--- Begin RECORDED INFORMATION ---
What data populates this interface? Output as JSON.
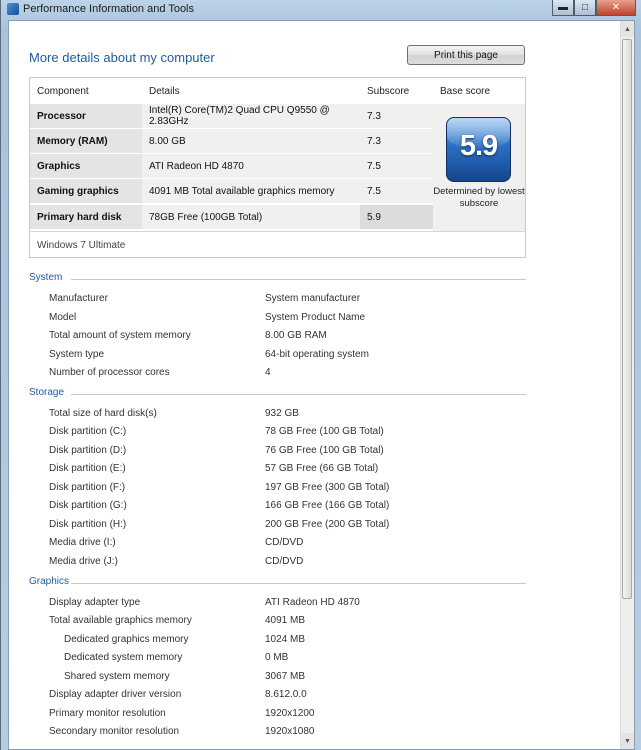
{
  "window": {
    "title": "Performance Information and Tools",
    "min_label": "▬",
    "max_label": "□",
    "close_label": "✕"
  },
  "page": {
    "heading": "More details about my computer",
    "print_button": "Print this page"
  },
  "score_table": {
    "headers": {
      "component": "Component",
      "details": "Details",
      "subscore": "Subscore",
      "base": "Base score"
    },
    "rows": [
      {
        "component": "Processor",
        "details": "Intel(R) Core(TM)2 Quad CPU Q9550 @ 2.83GHz",
        "subscore": "7.3"
      },
      {
        "component": "Memory (RAM)",
        "details": "8.00 GB",
        "subscore": "7.3"
      },
      {
        "component": "Graphics",
        "details": "ATI Radeon HD 4870",
        "subscore": "7.5"
      },
      {
        "component": "Gaming graphics",
        "details": "4091 MB Total available graphics memory",
        "subscore": "7.5"
      },
      {
        "component": "Primary hard disk",
        "details": "78GB Free (100GB Total)",
        "subscore": "5.9"
      }
    ],
    "base_score": "5.9",
    "base_note": "Determined by lowest subscore",
    "edition": "Windows 7 Ultimate"
  },
  "system": {
    "title": "System",
    "items": [
      {
        "label": "Manufacturer",
        "value": "System manufacturer"
      },
      {
        "label": "Model",
        "value": "System Product Name"
      },
      {
        "label": "Total amount of system memory",
        "value": "8.00 GB RAM"
      },
      {
        "label": "System type",
        "value": "64-bit operating system"
      },
      {
        "label": "Number of processor cores",
        "value": "4"
      }
    ]
  },
  "storage": {
    "title": "Storage",
    "items": [
      {
        "label": "Total size of hard disk(s)",
        "value": "932 GB"
      },
      {
        "label": "Disk partition (C:)",
        "value": "78 GB Free (100 GB Total)"
      },
      {
        "label": "Disk partition (D:)",
        "value": "76 GB Free (100 GB Total)"
      },
      {
        "label": "Disk partition (E:)",
        "value": "57 GB Free (66 GB Total)"
      },
      {
        "label": "Disk partition (F:)",
        "value": "197 GB Free (300 GB Total)"
      },
      {
        "label": "Disk partition (G:)",
        "value": "166 GB Free (166 GB Total)"
      },
      {
        "label": "Disk partition (H:)",
        "value": "200 GB Free (200 GB Total)"
      },
      {
        "label": "Media drive (I:)",
        "value": "CD/DVD"
      },
      {
        "label": "Media drive (J:)",
        "value": "CD/DVD"
      }
    ]
  },
  "graphics": {
    "title": "Graphics",
    "items": [
      {
        "label": "Display adapter type",
        "value": "ATI Radeon HD 4870"
      },
      {
        "label": "Total available graphics memory",
        "value": "4091 MB"
      },
      {
        "label": "Dedicated graphics memory",
        "value": "1024 MB"
      },
      {
        "label": "Dedicated system memory",
        "value": "0 MB"
      },
      {
        "label": "Shared system memory",
        "value": "3067 MB"
      },
      {
        "label": "Display adapter driver version",
        "value": "8.612.0.0"
      },
      {
        "label": "Primary monitor resolution",
        "value": "1920x1200"
      },
      {
        "label": "Secondary monitor resolution",
        "value": "1920x1080"
      }
    ]
  },
  "icons": {
    "scroll_up": "▲",
    "scroll_down": "▼"
  }
}
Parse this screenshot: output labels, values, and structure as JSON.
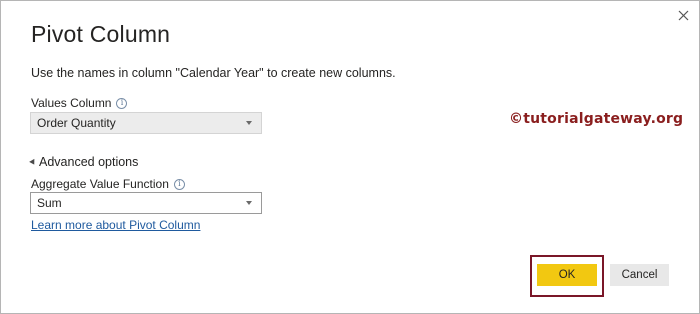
{
  "dialog": {
    "title": "Pivot Column",
    "description": "Use the names in column \"Calendar Year\" to create new columns.",
    "close_icon": "close-icon"
  },
  "values_column": {
    "label": "Values Column",
    "info_icon": "i",
    "selected": "Order Quantity"
  },
  "advanced": {
    "label": "Advanced options"
  },
  "aggregate": {
    "label": "Aggregate Value Function",
    "info_icon": "i",
    "selected": "Sum"
  },
  "learn_more": "Learn more about Pivot Column",
  "watermark": "©tutorialgateway.org",
  "buttons": {
    "ok": "OK",
    "cancel": "Cancel"
  },
  "colors": {
    "ok_bg": "#f2c811",
    "highlight_border": "#7a1628",
    "link": "#1f5a9e",
    "watermark": "#8a1e1e"
  }
}
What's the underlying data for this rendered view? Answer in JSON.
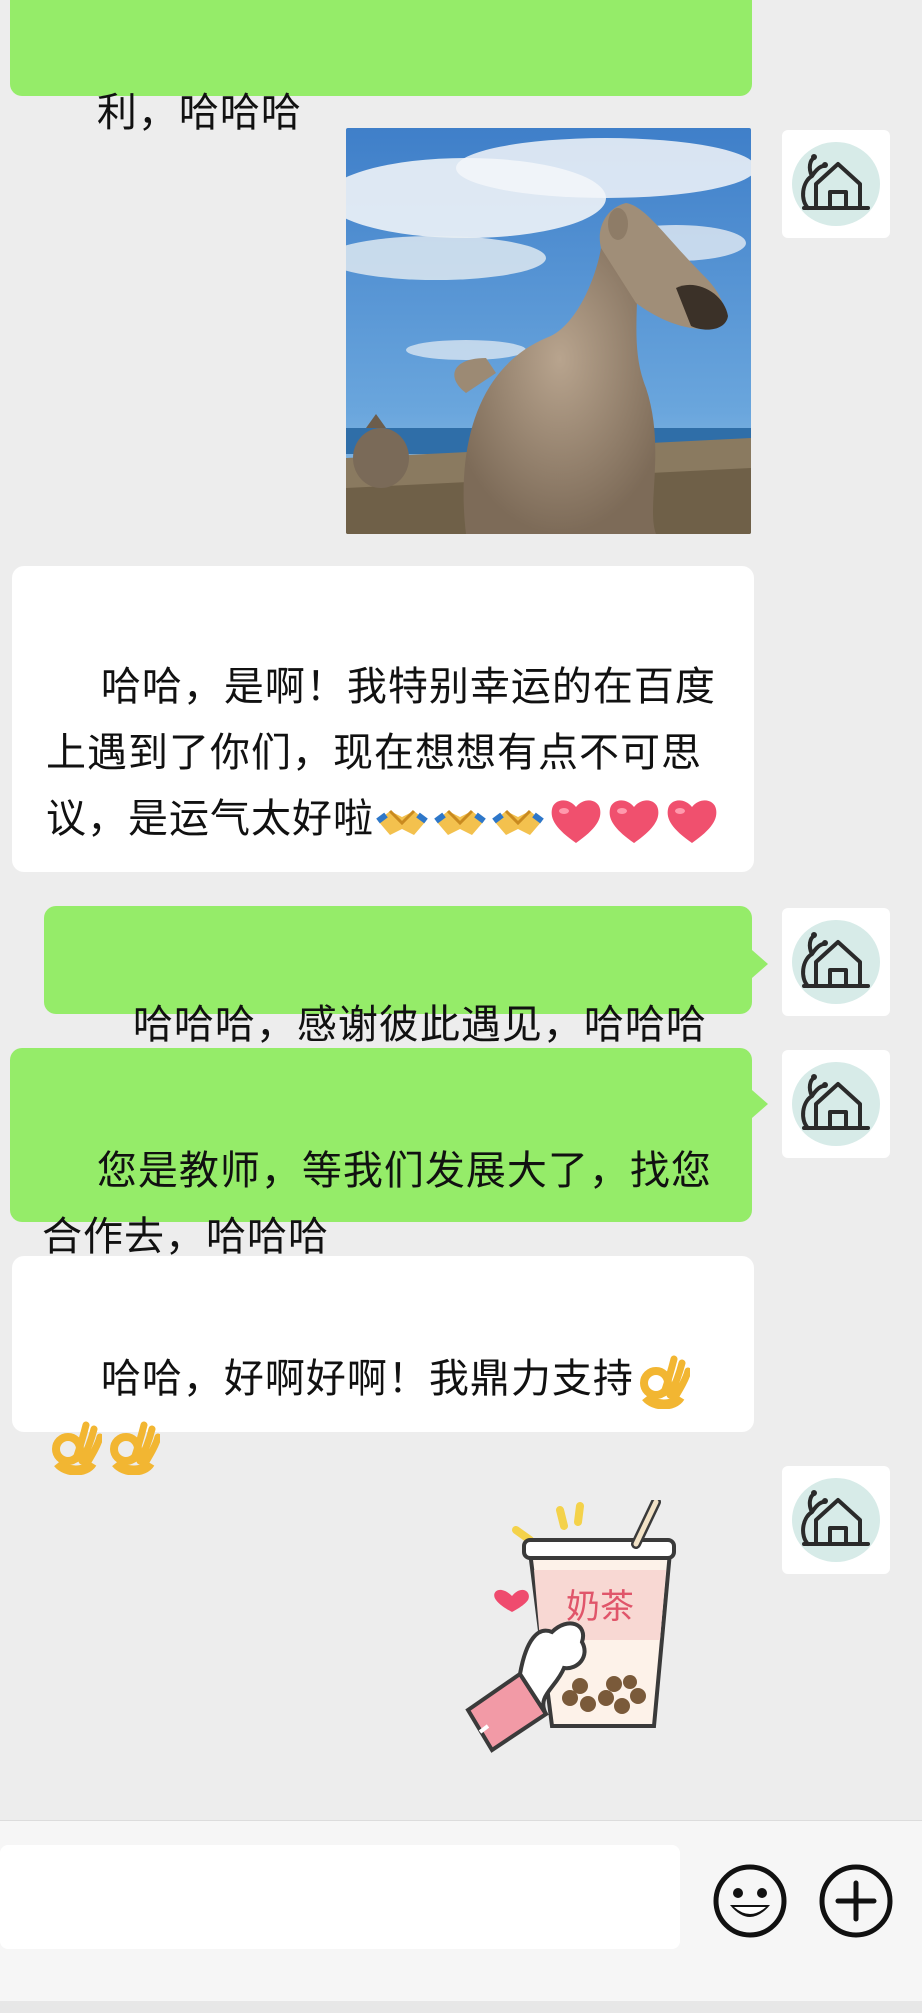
{
  "messages": [
    {
      "id": 1,
      "side": "right",
      "type": "text",
      "text": "利，哈哈哈"
    },
    {
      "id": 2,
      "side": "right",
      "type": "image",
      "description": "kangaroo-photo"
    },
    {
      "id": 3,
      "side": "left",
      "type": "text",
      "text": "哈哈，是啊！我特别幸运的在百度上遇到了你们，现在想想有点不可思议，是运气太好啦",
      "trailing_emojis": [
        "handshake",
        "handshake",
        "handshake",
        "heart",
        "heart",
        "heart"
      ]
    },
    {
      "id": 4,
      "side": "right",
      "type": "text",
      "text": "哈哈哈，感谢彼此遇见，哈哈哈"
    },
    {
      "id": 5,
      "side": "right",
      "type": "text",
      "text": "您是教师，等我们发展大了，找您合作去，哈哈哈"
    },
    {
      "id": 6,
      "side": "left",
      "type": "text",
      "text": "哈哈，好啊好啊！我鼎力支持",
      "trailing_emojis": [
        "ok-hand",
        "ok-hand",
        "ok-hand"
      ]
    },
    {
      "id": 7,
      "side": "right",
      "type": "sticker",
      "sticker_text": "奶茶"
    }
  ],
  "input": {
    "value": "",
    "placeholder": ""
  },
  "icons": {
    "emoji_button": "smiley-icon",
    "more_button": "plus-circle-icon",
    "avatar": "snail-house-icon"
  },
  "colors": {
    "sent_bubble": "#95ec69",
    "received_bubble": "#ffffff",
    "background": "#ededed"
  }
}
--- End RECORDED INFORMATION ---
### STATED PROBLEM
Repeat the data exactly, excluding the pictures.

### ANSWER FOR THIS EXERCISE
What data populates this interface? Output as JSON.
{
  "window": {
    "title": "Performance Information and Tools",
    "min_label": "▬",
    "max_label": "□",
    "close_label": "✕"
  },
  "page": {
    "heading": "More details about my computer",
    "print_button": "Print this page"
  },
  "score_table": {
    "headers": {
      "component": "Component",
      "details": "Details",
      "subscore": "Subscore",
      "base": "Base score"
    },
    "rows": [
      {
        "component": "Processor",
        "details": "Intel(R) Core(TM)2 Quad CPU Q9550 @ 2.83GHz",
        "subscore": "7.3"
      },
      {
        "component": "Memory (RAM)",
        "details": "8.00 GB",
        "subscore": "7.3"
      },
      {
        "component": "Graphics",
        "details": "ATI Radeon HD 4870",
        "subscore": "7.5"
      },
      {
        "component": "Gaming graphics",
        "details": "4091 MB Total available graphics memory",
        "subscore": "7.5"
      },
      {
        "component": "Primary hard disk",
        "details": "78GB Free (100GB Total)",
        "subscore": "5.9"
      }
    ],
    "base_score": "5.9",
    "base_note": "Determined by lowest subscore",
    "edition": "Windows 7 Ultimate"
  },
  "system": {
    "title": "System",
    "items": [
      {
        "label": "Manufacturer",
        "value": "System manufacturer"
      },
      {
        "label": "Model",
        "value": "System Product Name"
      },
      {
        "label": "Total amount of system memory",
        "value": "8.00 GB RAM"
      },
      {
        "label": "System type",
        "value": "64-bit operating system"
      },
      {
        "label": "Number of processor cores",
        "value": "4"
      }
    ]
  },
  "storage": {
    "title": "Storage",
    "items": [
      {
        "label": "Total size of hard disk(s)",
        "value": "932 GB"
      },
      {
        "label": "Disk partition (C:)",
        "value": "78 GB Free (100 GB Total)"
      },
      {
        "label": "Disk partition (D:)",
        "value": "76 GB Free (100 GB Total)"
      },
      {
        "label": "Disk partition (E:)",
        "value": "57 GB Free (66 GB Total)"
      },
      {
        "label": "Disk partition (F:)",
        "value": "197 GB Free (300 GB Total)"
      },
      {
        "label": "Disk partition (G:)",
        "value": "166 GB Free (166 GB Total)"
      },
      {
        "label": "Disk partition (H:)",
        "value": "200 GB Free (200 GB Total)"
      },
      {
        "label": "Media drive (I:)",
        "value": "CD/DVD"
      },
      {
        "label": "Media drive (J:)",
        "value": "CD/DVD"
      }
    ]
  },
  "graphics": {
    "title": "Graphics",
    "items": [
      {
        "label": "Display adapter type",
        "value": "ATI Radeon HD 4870"
      },
      {
        "label": "Total available graphics memory",
        "value": "4091 MB"
      },
      {
        "label": "Dedicated graphics memory",
        "value": "1024 MB"
      },
      {
        "label": "Dedicated system memory",
        "value": "0 MB"
      },
      {
        "label": "Shared system memory",
        "value": "3067 MB"
      },
      {
        "label": "Display adapter driver version",
        "value": "8.612.0.0"
      },
      {
        "label": "Primary monitor resolution",
        "value": "1920x1200"
      },
      {
        "label": "Secondary monitor resolution",
        "value": "1920x1080"
      }
    ]
  },
  "icons": {
    "scroll_up": "▲",
    "scroll_down": "▼"
  }
}
Parse this screenshot: output labels, values, and structure as JSON.
{
  "dialog": {
    "title": "Pivot Column",
    "description": "Use the names in column \"Calendar Year\" to create new columns.",
    "close_icon": "close-icon"
  },
  "values_column": {
    "label": "Values Column",
    "info_icon": "i",
    "selected": "Order Quantity"
  },
  "advanced": {
    "label": "Advanced options"
  },
  "aggregate": {
    "label": "Aggregate Value Function",
    "info_icon": "i",
    "selected": "Sum"
  },
  "learn_more": "Learn more about Pivot Column",
  "watermark": "©tutorialgateway.org",
  "buttons": {
    "ok": "OK",
    "cancel": "Cancel"
  },
  "colors": {
    "ok_bg": "#f2c811",
    "highlight_border": "#7a1628",
    "link": "#1f5a9e",
    "watermark": "#8a1e1e"
  }
}
What's the underlying data for this rendered view? Answer in JSON.
{
  "messages": [
    {
      "id": 1,
      "side": "right",
      "type": "text",
      "text": "利，哈哈哈"
    },
    {
      "id": 2,
      "side": "right",
      "type": "image",
      "description": "kangaroo-photo"
    },
    {
      "id": 3,
      "side": "left",
      "type": "text",
      "text": "哈哈，是啊！我特别幸运的在百度上遇到了你们，现在想想有点不可思议，是运气太好啦",
      "trailing_emojis": [
        "handshake",
        "handshake",
        "handshake",
        "heart",
        "heart",
        "heart"
      ]
    },
    {
      "id": 4,
      "side": "right",
      "type": "text",
      "text": "哈哈哈，感谢彼此遇见，哈哈哈"
    },
    {
      "id": 5,
      "side": "right",
      "type": "text",
      "text": "您是教师，等我们发展大了，找您合作去，哈哈哈"
    },
    {
      "id": 6,
      "side": "left",
      "type": "text",
      "text": "哈哈，好啊好啊！我鼎力支持",
      "trailing_emojis": [
        "ok-hand",
        "ok-hand",
        "ok-hand"
      ]
    },
    {
      "id": 7,
      "side": "right",
      "type": "sticker",
      "sticker_text": "奶茶"
    }
  ],
  "input": {
    "value": "",
    "placeholder": ""
  },
  "icons": {
    "emoji_button": "smiley-icon",
    "more_button": "plus-circle-icon",
    "avatar": "snail-house-icon"
  },
  "colors": {
    "sent_bubble": "#95ec69",
    "received_bubble": "#ffffff",
    "background": "#ededed"
  }
}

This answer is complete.